begin
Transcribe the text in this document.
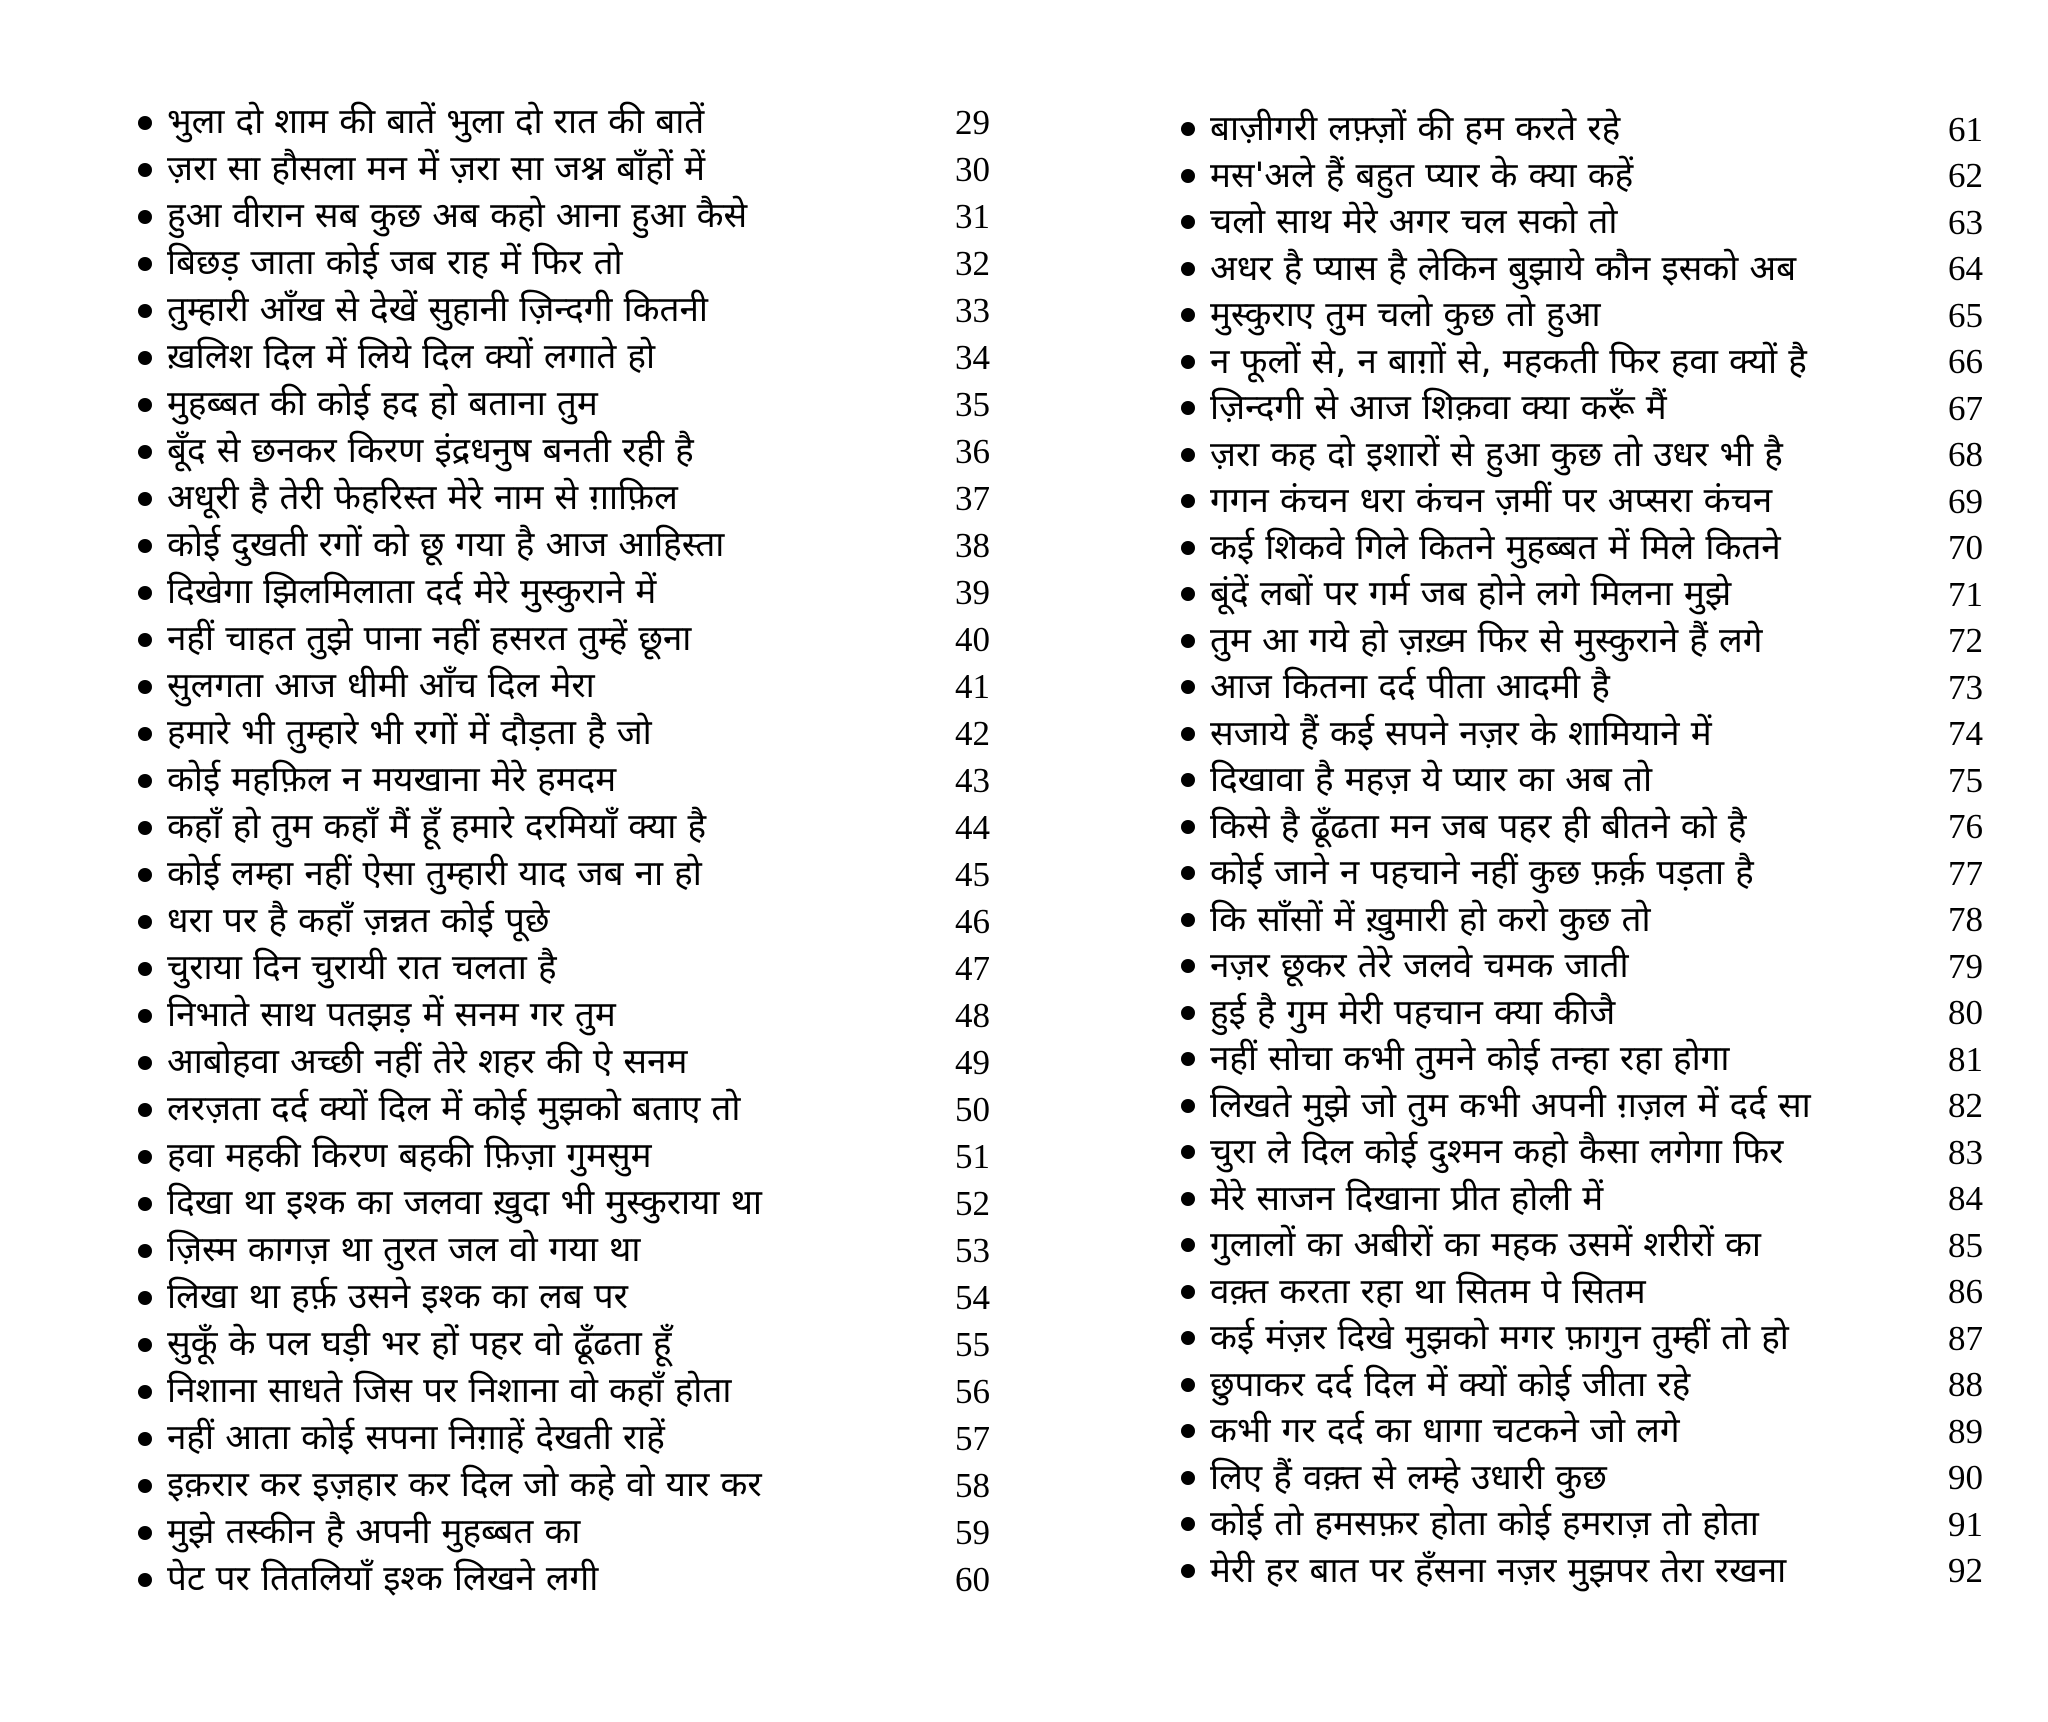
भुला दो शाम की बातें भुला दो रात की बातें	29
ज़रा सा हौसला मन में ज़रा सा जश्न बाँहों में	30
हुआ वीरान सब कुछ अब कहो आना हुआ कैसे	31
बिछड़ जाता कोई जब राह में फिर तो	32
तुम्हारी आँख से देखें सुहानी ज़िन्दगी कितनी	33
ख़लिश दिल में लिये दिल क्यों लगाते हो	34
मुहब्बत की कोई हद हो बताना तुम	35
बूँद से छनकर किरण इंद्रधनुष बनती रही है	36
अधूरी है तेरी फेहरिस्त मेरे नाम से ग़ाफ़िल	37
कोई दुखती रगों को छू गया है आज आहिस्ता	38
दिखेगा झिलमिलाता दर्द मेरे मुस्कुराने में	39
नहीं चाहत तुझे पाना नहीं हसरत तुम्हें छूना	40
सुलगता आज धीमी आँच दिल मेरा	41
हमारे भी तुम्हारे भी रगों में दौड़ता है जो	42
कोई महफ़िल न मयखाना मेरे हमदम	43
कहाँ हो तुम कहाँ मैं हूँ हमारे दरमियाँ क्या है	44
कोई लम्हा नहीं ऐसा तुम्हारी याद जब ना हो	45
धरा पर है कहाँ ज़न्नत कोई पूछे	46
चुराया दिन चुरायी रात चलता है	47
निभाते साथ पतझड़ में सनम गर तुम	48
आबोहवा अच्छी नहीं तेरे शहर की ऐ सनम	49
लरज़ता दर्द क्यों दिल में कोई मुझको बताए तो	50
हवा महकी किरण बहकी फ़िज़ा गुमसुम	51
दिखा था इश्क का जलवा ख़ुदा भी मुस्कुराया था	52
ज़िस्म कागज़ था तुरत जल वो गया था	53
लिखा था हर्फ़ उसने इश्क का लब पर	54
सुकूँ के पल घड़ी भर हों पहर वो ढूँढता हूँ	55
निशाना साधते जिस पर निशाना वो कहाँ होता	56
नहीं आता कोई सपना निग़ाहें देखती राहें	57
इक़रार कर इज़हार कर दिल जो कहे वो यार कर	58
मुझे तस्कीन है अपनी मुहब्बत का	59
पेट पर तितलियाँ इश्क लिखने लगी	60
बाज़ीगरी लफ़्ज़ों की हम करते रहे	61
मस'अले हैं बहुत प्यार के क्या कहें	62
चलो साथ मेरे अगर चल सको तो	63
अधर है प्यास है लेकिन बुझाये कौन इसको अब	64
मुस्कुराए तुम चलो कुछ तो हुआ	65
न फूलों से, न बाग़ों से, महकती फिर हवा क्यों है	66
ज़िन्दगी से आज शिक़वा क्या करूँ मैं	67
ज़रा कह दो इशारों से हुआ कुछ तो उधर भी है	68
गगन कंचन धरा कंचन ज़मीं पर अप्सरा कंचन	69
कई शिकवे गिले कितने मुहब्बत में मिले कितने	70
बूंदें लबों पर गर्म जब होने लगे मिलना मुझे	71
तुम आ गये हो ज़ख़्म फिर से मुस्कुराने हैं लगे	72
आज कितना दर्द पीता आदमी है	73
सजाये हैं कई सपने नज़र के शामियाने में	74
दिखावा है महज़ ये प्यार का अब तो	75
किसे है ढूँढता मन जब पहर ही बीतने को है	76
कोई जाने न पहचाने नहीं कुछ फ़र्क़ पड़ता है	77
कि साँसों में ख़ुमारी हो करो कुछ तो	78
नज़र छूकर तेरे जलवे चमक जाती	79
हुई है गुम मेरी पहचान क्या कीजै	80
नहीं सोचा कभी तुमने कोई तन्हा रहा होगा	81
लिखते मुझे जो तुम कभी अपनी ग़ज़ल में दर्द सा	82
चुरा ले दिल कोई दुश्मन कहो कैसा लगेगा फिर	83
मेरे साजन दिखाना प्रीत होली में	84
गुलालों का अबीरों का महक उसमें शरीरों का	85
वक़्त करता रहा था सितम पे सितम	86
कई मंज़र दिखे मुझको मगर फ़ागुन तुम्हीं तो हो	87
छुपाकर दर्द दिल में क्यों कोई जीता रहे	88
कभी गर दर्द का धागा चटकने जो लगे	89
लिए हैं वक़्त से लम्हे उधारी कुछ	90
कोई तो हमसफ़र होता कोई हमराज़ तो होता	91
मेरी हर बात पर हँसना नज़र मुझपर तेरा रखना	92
end
begin
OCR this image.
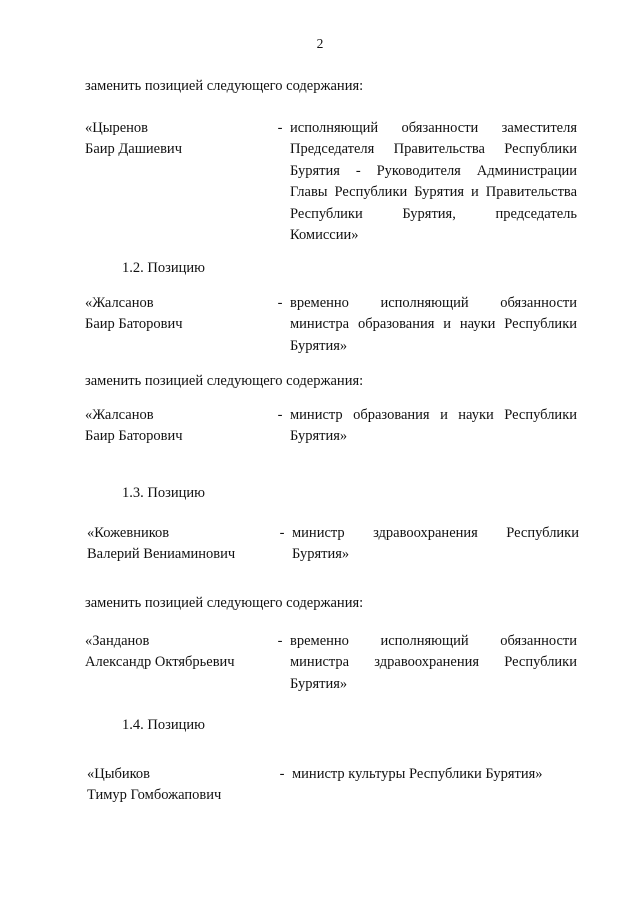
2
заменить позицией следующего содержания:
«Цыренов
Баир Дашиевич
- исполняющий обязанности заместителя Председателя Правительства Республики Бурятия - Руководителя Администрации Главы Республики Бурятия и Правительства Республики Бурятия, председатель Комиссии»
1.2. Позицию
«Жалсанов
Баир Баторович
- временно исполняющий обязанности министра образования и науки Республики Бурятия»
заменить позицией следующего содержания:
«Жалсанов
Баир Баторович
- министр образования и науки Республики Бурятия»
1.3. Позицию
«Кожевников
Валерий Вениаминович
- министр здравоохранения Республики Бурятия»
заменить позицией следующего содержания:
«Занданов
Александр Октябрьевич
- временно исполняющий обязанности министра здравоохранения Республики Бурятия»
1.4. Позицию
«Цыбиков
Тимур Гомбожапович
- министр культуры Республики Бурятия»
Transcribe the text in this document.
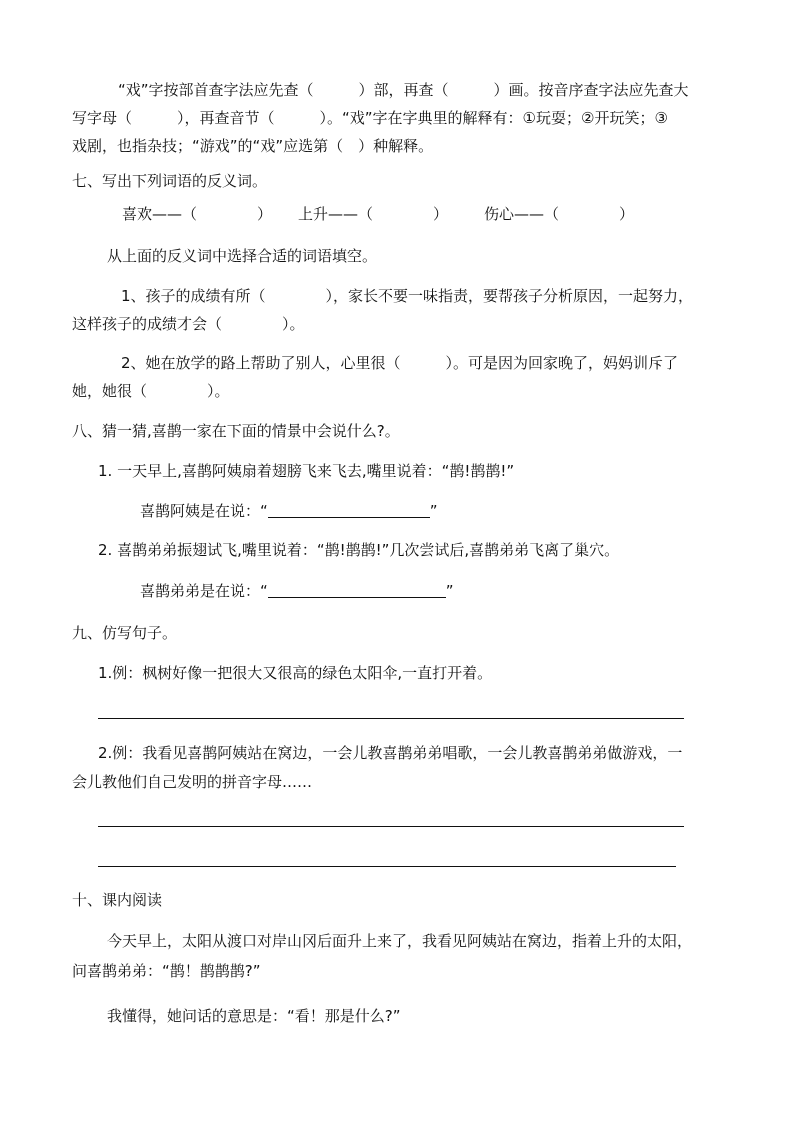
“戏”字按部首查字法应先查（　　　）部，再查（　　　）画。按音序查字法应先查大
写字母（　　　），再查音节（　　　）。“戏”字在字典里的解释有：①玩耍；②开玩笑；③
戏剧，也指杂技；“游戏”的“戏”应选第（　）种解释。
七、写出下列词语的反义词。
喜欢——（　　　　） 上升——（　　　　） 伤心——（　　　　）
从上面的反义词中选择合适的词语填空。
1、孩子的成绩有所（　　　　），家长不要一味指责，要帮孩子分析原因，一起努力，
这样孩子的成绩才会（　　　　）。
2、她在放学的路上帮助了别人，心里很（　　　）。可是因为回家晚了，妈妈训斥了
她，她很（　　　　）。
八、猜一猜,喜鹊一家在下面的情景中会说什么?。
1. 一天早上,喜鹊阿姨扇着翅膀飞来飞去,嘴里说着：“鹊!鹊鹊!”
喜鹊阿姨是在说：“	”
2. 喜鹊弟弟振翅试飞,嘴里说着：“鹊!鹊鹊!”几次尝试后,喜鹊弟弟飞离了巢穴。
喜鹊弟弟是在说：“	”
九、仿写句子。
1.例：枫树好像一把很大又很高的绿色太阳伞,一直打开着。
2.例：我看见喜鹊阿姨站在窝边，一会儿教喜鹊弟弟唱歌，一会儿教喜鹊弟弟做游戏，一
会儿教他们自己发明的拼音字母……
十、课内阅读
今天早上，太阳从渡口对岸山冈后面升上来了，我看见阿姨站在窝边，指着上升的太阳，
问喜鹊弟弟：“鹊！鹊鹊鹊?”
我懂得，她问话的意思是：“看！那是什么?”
end
◆ **Required task**
Copy and report every line where the word "嘴里说着" is present.

◆ **Result for this task**
1. 一天早上,喜鹊阿姨扇着翅膀飞来飞去,嘴里说着：“鹊!鹊鹊!”
2. 喜鹊弟弟振翅试飞,嘴里说着：“鹊!鹊鹊!”几次尝试后,喜鹊弟弟飞离了巢穴。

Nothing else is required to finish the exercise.